_GIVEN DATA_

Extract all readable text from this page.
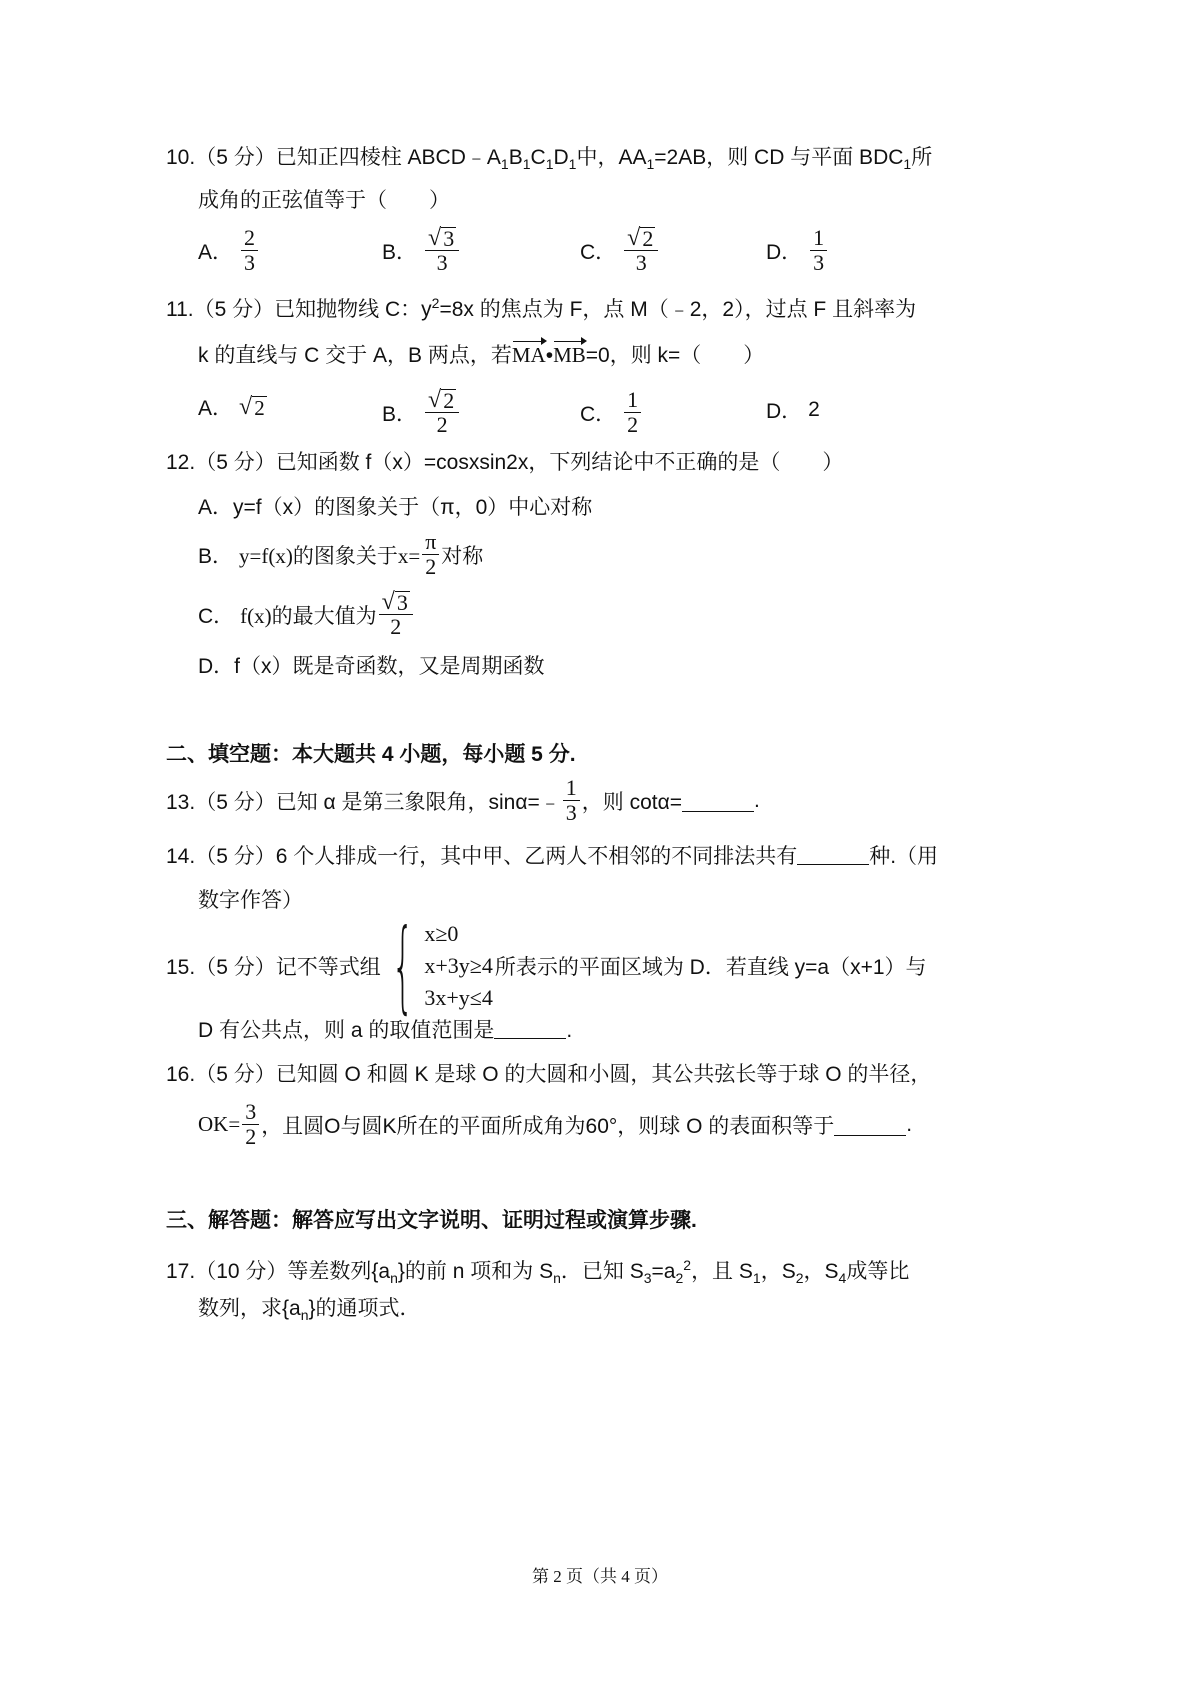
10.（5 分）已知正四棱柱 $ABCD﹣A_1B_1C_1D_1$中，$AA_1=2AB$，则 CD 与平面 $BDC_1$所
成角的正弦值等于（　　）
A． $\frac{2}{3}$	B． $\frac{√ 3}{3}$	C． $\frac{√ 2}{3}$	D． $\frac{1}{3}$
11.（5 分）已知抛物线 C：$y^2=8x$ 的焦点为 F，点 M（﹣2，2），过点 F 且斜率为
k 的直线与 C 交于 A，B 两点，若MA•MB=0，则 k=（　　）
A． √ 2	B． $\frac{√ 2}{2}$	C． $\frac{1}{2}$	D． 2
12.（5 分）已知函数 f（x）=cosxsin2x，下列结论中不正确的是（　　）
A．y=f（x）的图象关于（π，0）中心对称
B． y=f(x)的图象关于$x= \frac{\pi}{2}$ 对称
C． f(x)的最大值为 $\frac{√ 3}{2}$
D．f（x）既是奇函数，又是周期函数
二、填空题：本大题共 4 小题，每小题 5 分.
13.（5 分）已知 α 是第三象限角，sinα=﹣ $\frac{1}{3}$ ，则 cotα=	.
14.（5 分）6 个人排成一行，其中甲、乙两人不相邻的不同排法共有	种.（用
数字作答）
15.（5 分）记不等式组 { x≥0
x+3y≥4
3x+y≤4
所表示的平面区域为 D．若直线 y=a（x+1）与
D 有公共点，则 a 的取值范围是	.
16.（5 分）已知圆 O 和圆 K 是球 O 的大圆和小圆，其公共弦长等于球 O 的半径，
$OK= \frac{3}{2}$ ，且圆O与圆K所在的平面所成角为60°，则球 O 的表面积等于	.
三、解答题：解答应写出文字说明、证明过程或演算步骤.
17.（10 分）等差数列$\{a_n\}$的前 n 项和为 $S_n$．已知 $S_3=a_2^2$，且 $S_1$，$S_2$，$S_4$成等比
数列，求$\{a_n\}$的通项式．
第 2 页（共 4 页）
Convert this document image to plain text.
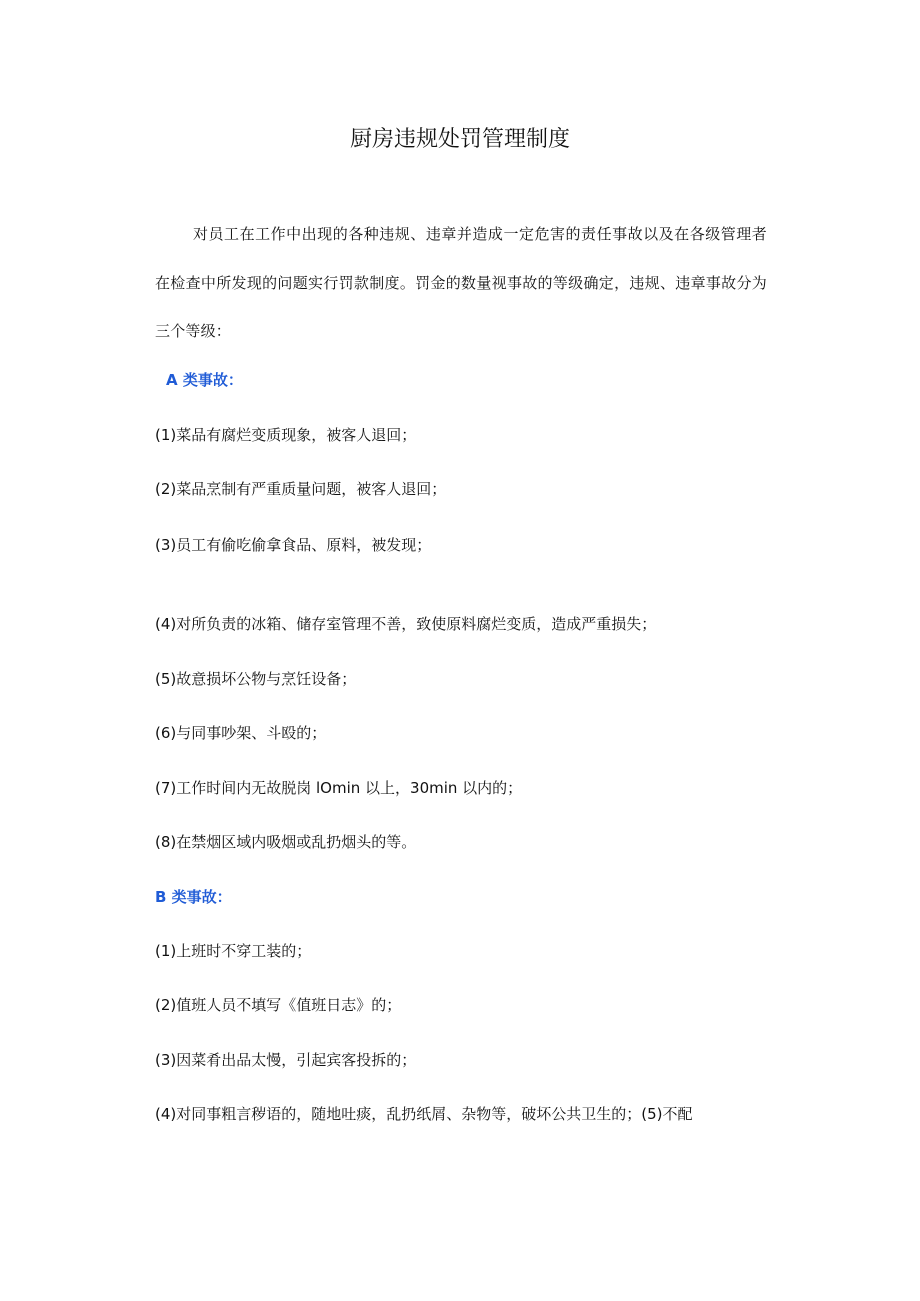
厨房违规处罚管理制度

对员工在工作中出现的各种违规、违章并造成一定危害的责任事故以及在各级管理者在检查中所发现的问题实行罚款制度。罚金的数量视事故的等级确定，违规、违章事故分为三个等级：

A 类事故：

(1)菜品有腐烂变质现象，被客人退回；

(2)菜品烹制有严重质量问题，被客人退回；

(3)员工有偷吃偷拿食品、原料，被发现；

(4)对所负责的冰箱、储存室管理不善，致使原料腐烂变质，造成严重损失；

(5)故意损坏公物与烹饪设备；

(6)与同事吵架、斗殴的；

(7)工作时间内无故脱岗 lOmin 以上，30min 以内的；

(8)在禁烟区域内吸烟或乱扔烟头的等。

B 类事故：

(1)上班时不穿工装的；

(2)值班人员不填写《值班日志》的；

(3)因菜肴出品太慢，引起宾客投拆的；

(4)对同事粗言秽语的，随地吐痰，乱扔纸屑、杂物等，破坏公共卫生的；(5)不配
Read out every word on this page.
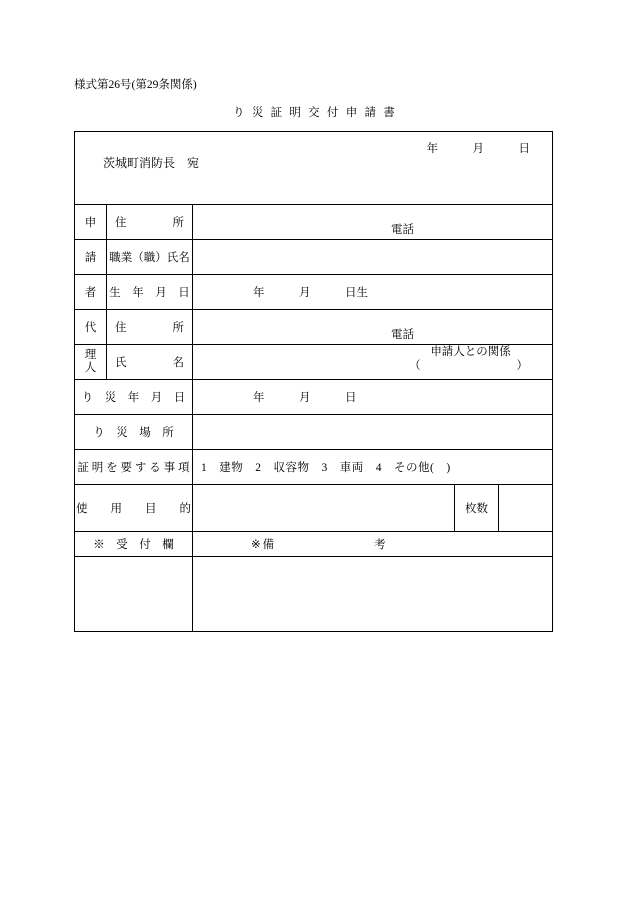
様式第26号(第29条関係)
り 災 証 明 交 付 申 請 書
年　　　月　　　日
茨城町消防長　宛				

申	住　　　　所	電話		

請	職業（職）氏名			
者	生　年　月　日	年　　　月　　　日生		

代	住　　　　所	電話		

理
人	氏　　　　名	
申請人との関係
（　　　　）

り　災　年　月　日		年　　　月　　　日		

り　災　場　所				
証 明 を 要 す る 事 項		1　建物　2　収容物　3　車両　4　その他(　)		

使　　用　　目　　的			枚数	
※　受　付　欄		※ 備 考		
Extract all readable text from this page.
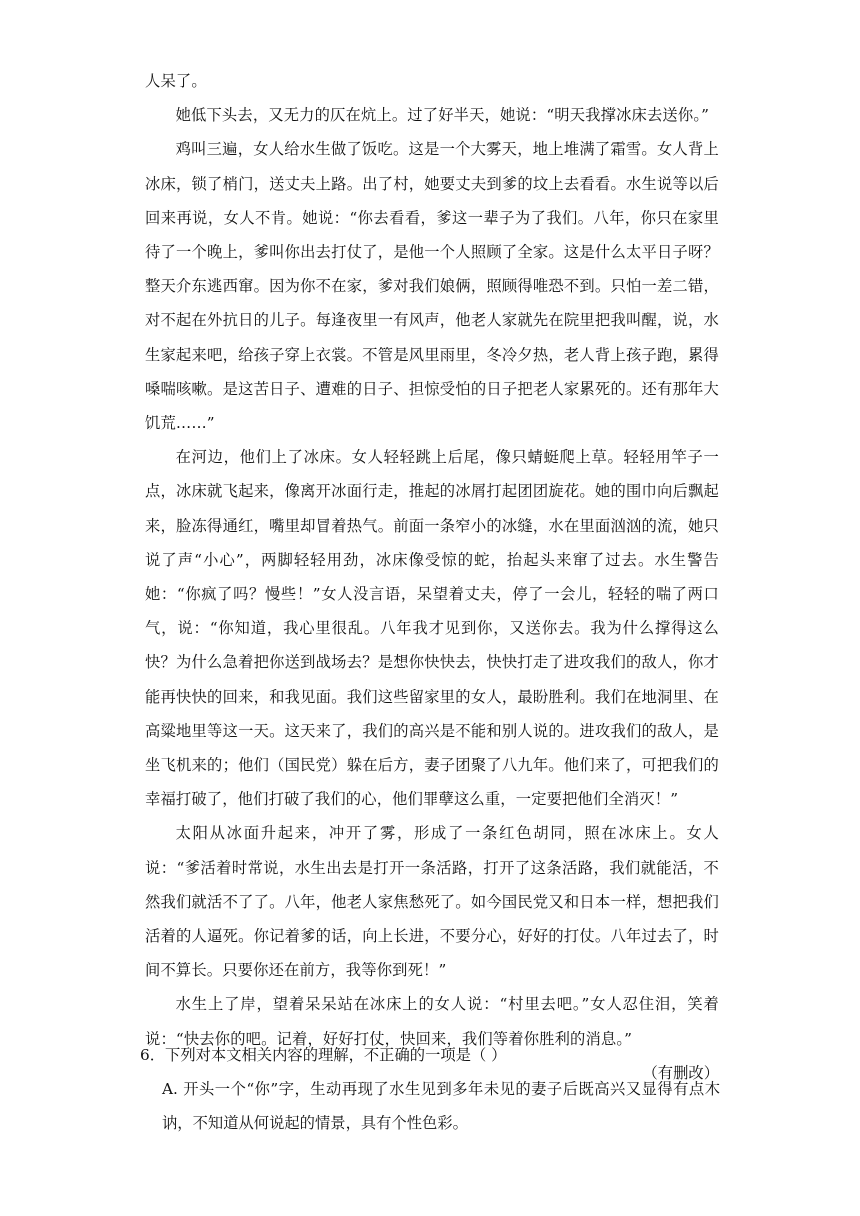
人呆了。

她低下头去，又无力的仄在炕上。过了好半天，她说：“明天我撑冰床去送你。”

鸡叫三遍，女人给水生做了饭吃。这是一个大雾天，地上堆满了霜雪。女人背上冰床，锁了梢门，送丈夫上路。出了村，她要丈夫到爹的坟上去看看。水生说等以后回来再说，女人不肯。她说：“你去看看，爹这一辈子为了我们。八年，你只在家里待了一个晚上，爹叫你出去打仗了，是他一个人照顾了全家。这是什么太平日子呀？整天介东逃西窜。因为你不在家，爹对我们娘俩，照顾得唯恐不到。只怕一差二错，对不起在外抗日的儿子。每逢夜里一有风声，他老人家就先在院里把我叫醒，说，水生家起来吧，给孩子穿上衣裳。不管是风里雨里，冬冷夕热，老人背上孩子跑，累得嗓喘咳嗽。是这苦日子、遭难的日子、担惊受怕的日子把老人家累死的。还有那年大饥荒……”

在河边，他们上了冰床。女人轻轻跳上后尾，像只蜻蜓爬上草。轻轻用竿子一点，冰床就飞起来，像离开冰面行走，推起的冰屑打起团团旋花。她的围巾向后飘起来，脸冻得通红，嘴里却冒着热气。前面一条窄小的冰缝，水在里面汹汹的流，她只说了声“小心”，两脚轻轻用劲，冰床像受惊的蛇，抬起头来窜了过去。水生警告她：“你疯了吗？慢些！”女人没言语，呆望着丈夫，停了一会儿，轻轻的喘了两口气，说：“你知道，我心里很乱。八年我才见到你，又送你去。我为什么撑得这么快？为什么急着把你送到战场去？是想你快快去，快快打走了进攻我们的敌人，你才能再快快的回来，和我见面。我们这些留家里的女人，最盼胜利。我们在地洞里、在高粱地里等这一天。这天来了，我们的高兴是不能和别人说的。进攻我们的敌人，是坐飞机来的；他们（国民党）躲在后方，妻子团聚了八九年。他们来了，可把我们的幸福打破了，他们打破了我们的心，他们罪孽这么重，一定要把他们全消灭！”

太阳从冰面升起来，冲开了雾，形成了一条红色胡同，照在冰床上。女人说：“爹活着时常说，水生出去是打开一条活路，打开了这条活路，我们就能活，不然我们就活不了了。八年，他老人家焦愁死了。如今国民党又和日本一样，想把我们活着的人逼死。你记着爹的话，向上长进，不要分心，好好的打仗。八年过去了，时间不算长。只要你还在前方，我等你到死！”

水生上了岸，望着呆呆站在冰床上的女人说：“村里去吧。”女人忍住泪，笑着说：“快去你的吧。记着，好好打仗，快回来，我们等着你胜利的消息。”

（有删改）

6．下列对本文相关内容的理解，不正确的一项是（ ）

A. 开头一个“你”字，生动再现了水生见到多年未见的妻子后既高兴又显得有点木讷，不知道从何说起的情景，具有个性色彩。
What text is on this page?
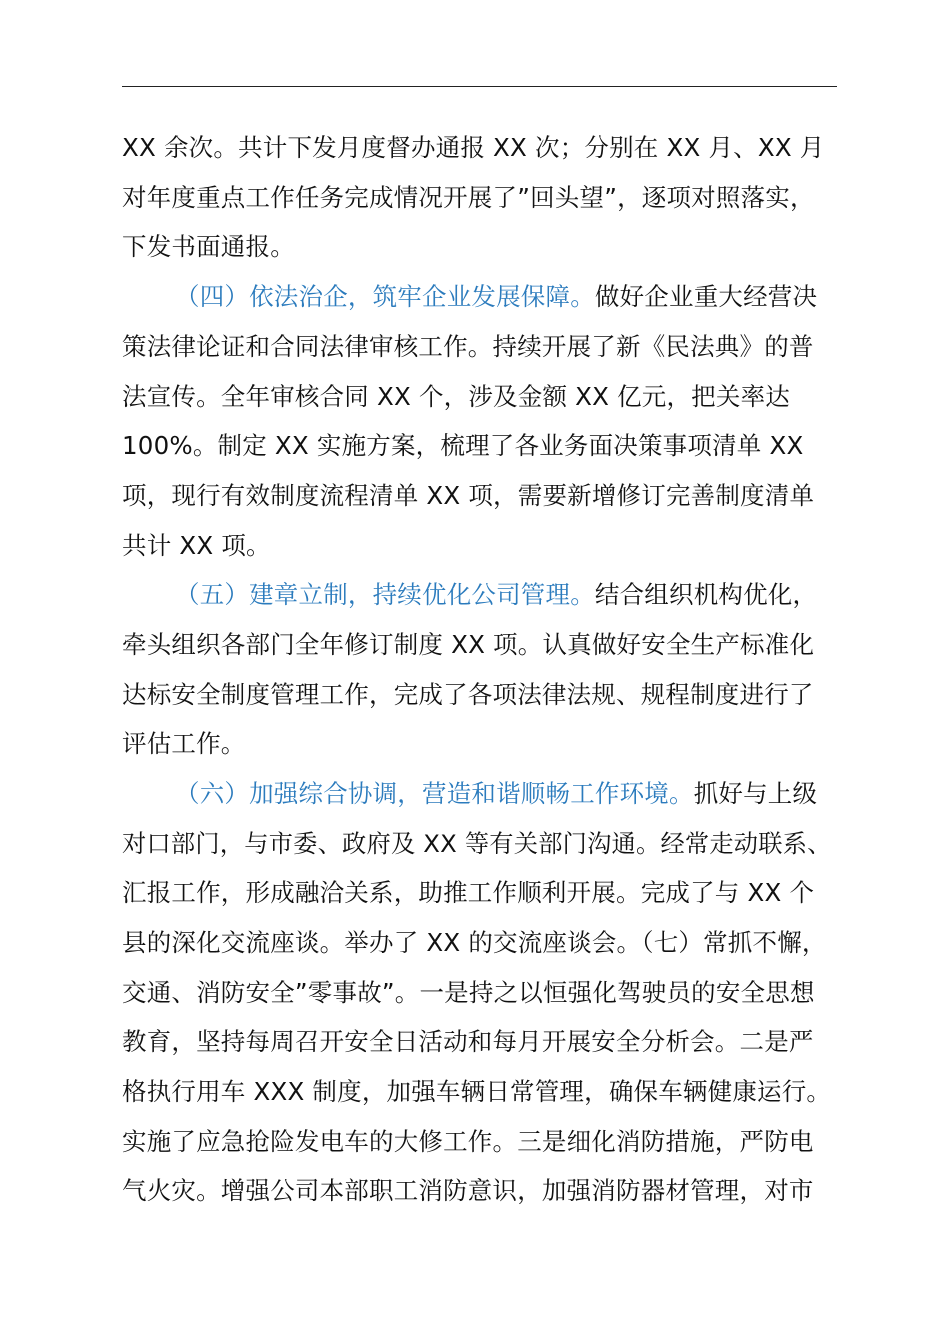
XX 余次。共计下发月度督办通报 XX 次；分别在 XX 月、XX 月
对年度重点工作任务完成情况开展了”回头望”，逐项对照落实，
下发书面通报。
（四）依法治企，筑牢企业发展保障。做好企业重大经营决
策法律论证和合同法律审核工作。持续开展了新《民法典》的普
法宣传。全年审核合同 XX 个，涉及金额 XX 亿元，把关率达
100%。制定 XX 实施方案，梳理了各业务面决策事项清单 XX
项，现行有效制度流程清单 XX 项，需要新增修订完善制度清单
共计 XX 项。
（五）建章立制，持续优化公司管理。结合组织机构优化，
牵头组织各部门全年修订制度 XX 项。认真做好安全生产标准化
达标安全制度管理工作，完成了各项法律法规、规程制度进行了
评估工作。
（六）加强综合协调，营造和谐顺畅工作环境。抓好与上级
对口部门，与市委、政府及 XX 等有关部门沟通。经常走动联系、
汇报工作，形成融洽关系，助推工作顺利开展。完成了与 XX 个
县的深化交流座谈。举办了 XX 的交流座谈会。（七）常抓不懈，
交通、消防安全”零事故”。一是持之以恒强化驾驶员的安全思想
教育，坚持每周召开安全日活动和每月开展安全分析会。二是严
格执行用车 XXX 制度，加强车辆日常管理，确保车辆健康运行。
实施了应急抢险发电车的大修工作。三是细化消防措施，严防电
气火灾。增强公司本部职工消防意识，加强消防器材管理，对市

_EXERCISE_
The word "this" appears in how many lines of the records? Give the number only.

_EXPECTED ANSWER_
5